### Exercise requirements
Tally the lines holding the string "title" and reply with that number alone.

──────────────────────────────

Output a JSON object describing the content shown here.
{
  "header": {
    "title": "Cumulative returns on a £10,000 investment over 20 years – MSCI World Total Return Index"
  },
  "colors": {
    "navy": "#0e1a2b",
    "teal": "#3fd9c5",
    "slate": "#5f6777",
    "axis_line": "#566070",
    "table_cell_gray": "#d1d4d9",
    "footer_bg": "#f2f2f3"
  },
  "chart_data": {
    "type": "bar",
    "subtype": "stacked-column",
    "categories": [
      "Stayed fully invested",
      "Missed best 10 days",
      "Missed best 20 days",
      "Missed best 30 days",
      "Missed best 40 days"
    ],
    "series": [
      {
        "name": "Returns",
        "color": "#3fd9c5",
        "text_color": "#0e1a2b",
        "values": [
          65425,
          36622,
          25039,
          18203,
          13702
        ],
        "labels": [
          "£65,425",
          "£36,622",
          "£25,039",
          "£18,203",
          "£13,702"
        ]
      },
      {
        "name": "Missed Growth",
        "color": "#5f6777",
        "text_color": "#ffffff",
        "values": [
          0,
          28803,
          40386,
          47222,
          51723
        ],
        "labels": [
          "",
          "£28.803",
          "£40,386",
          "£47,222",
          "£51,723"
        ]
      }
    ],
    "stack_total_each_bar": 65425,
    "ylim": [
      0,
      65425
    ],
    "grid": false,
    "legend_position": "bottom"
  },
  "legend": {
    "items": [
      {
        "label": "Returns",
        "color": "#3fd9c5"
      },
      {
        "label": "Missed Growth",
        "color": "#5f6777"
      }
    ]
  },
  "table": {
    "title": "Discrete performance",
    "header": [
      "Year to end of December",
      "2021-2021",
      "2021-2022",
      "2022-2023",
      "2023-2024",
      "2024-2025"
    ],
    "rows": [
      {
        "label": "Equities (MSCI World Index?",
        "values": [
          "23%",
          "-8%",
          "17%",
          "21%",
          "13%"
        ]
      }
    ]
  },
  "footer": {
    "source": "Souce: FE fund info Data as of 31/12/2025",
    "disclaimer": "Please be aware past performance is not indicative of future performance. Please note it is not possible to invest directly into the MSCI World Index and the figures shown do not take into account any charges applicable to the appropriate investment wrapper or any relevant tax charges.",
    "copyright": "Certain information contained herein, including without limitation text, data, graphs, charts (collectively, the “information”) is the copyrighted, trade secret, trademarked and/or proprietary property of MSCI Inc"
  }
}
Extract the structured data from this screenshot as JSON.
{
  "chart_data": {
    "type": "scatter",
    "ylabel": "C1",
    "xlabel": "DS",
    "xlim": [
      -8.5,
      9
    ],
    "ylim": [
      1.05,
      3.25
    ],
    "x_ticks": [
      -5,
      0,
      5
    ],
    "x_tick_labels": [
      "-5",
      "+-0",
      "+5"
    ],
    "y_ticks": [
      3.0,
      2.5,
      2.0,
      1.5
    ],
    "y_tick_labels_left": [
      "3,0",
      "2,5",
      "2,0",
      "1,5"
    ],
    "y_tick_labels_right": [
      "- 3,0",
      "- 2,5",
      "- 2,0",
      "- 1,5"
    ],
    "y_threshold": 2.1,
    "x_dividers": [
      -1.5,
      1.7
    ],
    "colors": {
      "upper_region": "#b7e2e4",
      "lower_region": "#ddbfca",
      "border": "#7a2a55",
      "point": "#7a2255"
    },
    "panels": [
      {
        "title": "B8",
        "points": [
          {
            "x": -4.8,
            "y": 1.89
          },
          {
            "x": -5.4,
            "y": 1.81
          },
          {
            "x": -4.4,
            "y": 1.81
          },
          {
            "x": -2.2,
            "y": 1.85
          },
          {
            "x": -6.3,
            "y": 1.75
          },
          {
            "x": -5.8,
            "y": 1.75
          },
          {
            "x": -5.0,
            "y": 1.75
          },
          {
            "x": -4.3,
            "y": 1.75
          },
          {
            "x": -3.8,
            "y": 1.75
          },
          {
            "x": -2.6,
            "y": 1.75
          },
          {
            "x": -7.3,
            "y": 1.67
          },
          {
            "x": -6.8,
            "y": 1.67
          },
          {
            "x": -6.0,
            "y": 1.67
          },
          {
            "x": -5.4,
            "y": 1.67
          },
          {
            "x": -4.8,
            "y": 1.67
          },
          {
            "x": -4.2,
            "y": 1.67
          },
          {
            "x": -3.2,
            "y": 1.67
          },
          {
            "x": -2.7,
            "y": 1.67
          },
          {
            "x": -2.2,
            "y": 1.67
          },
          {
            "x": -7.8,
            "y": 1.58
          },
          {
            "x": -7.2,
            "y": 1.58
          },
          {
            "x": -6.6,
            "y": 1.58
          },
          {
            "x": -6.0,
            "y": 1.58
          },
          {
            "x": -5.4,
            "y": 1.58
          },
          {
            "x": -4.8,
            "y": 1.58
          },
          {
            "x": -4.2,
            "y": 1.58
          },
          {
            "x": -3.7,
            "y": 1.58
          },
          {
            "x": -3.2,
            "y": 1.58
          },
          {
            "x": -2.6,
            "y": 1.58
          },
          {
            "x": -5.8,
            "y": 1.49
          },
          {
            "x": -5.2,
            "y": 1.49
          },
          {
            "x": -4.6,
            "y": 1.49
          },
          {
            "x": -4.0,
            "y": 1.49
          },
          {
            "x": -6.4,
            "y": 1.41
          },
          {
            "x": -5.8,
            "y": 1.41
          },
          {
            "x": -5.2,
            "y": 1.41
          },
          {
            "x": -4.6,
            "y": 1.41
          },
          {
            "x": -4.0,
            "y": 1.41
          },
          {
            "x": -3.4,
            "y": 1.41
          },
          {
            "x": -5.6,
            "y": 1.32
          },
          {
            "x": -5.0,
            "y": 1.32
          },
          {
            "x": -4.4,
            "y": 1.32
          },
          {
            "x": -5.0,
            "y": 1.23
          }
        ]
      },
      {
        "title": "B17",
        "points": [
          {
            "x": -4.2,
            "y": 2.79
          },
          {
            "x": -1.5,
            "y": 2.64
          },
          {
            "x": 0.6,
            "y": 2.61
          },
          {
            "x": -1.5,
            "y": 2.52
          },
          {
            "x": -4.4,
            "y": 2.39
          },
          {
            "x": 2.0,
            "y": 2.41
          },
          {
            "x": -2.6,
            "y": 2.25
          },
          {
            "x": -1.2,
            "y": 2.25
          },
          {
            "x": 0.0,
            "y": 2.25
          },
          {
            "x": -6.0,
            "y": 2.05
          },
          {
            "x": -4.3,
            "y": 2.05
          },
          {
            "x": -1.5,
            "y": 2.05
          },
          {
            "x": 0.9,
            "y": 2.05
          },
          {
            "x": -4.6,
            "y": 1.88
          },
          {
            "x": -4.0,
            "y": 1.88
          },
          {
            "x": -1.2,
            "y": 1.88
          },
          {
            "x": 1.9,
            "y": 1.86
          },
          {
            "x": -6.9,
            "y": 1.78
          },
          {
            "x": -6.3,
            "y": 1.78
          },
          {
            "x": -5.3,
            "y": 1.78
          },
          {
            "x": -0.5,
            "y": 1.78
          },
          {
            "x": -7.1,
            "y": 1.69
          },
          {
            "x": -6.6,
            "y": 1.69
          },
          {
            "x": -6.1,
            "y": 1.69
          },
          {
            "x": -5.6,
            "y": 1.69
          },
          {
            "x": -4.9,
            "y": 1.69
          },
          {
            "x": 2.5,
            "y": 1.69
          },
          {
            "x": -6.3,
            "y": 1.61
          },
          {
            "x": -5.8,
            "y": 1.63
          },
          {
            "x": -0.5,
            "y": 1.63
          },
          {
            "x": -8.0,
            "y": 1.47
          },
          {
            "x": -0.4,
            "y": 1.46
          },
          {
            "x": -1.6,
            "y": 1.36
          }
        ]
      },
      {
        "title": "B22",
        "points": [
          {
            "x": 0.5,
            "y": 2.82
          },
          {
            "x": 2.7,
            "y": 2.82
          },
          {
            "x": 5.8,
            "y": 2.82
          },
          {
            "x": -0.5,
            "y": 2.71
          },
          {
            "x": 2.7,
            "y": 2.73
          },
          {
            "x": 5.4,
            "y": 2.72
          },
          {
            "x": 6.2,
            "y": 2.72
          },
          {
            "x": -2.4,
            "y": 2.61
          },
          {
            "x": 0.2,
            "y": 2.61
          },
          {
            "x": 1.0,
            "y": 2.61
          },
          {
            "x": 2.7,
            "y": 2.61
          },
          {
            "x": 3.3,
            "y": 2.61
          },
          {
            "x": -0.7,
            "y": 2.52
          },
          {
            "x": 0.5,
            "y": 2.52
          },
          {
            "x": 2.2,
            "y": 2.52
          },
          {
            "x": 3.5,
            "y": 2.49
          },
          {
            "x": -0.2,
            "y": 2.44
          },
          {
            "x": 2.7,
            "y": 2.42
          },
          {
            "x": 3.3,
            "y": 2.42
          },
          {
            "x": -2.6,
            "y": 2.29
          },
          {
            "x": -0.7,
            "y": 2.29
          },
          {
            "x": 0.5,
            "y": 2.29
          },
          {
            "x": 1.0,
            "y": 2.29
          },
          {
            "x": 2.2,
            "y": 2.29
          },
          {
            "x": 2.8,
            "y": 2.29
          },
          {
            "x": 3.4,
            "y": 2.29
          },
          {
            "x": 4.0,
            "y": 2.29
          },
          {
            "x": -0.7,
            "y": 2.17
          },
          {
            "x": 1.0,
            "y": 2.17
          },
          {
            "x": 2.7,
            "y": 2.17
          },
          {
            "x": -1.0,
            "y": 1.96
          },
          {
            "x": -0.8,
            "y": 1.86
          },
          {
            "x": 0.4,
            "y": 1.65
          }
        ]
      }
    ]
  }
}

──────────────────────────────

### Solution for this task
5